[Data excerpts]
==========

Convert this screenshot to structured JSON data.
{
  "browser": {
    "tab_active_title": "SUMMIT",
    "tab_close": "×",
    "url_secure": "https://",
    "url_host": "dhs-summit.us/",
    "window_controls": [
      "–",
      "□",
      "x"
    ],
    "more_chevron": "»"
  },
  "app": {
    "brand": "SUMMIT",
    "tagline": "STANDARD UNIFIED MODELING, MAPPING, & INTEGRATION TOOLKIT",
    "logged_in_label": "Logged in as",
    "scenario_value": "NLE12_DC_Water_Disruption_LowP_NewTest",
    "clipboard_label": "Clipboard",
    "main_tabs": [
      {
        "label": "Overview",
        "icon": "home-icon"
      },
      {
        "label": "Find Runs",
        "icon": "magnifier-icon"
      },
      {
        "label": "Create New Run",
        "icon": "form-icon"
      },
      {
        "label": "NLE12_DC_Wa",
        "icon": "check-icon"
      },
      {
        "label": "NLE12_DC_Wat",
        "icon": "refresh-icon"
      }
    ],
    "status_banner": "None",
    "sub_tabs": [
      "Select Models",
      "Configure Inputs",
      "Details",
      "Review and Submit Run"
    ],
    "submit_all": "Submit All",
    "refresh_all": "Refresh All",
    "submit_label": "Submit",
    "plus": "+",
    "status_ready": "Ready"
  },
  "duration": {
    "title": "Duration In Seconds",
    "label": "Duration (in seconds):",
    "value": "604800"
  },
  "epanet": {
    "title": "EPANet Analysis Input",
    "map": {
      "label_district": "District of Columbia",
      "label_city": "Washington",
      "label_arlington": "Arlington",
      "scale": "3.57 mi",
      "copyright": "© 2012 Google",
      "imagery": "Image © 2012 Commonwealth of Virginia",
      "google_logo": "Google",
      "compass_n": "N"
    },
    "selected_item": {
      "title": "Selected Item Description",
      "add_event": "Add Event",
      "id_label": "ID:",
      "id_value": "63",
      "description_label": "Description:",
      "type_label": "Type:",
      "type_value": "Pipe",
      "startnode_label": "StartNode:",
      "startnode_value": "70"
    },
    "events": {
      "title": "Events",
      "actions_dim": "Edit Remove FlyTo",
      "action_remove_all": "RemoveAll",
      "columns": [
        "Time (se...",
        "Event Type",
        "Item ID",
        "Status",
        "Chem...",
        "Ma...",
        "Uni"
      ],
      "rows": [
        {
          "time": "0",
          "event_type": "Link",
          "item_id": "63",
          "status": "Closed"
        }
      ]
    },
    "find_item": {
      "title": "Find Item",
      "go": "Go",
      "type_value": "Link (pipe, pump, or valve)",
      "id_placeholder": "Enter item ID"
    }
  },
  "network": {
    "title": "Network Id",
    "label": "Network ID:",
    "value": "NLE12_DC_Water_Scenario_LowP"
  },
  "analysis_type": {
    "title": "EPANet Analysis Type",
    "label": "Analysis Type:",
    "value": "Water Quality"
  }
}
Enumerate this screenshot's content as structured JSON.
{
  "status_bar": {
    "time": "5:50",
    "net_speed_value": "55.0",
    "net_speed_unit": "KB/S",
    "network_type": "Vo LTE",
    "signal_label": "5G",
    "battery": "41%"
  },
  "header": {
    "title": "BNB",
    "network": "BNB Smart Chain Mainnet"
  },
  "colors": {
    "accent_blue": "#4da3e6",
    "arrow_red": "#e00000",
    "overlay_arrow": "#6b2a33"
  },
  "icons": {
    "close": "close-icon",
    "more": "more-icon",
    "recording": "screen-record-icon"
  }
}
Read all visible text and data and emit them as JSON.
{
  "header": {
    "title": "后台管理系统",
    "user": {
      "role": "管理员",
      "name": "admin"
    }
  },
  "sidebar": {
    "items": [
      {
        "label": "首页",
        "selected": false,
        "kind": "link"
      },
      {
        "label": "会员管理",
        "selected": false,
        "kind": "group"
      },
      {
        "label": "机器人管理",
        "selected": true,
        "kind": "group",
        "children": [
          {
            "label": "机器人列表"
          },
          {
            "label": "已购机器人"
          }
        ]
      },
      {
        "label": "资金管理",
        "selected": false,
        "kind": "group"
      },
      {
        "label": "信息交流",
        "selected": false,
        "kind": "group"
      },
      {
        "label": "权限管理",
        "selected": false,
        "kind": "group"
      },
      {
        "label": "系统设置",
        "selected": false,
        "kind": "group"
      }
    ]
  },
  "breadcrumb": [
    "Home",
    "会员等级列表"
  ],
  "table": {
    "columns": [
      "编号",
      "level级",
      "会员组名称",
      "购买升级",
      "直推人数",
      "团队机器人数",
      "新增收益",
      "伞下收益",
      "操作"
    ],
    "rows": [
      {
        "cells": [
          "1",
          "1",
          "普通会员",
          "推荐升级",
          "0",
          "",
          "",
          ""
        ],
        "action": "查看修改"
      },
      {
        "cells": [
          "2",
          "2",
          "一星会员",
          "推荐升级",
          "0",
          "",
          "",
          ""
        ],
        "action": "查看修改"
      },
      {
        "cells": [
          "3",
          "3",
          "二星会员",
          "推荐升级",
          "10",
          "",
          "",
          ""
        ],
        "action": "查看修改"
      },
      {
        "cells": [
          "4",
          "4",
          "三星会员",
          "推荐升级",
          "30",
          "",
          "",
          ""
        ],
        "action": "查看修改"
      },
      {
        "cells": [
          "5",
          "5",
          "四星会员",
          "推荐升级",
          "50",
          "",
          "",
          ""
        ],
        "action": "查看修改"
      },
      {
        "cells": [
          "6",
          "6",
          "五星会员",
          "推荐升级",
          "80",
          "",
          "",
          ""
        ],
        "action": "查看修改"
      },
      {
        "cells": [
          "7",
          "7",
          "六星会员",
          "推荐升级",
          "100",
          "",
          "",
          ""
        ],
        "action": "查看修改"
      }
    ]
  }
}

==========

:: Task directions ::
Only lines with the word "structured" are wanted, so copy each one from the records.

:: Response to this task ::
Convert this screenshot to structured JSON data.
Enumerate this screenshot's content as structured JSON.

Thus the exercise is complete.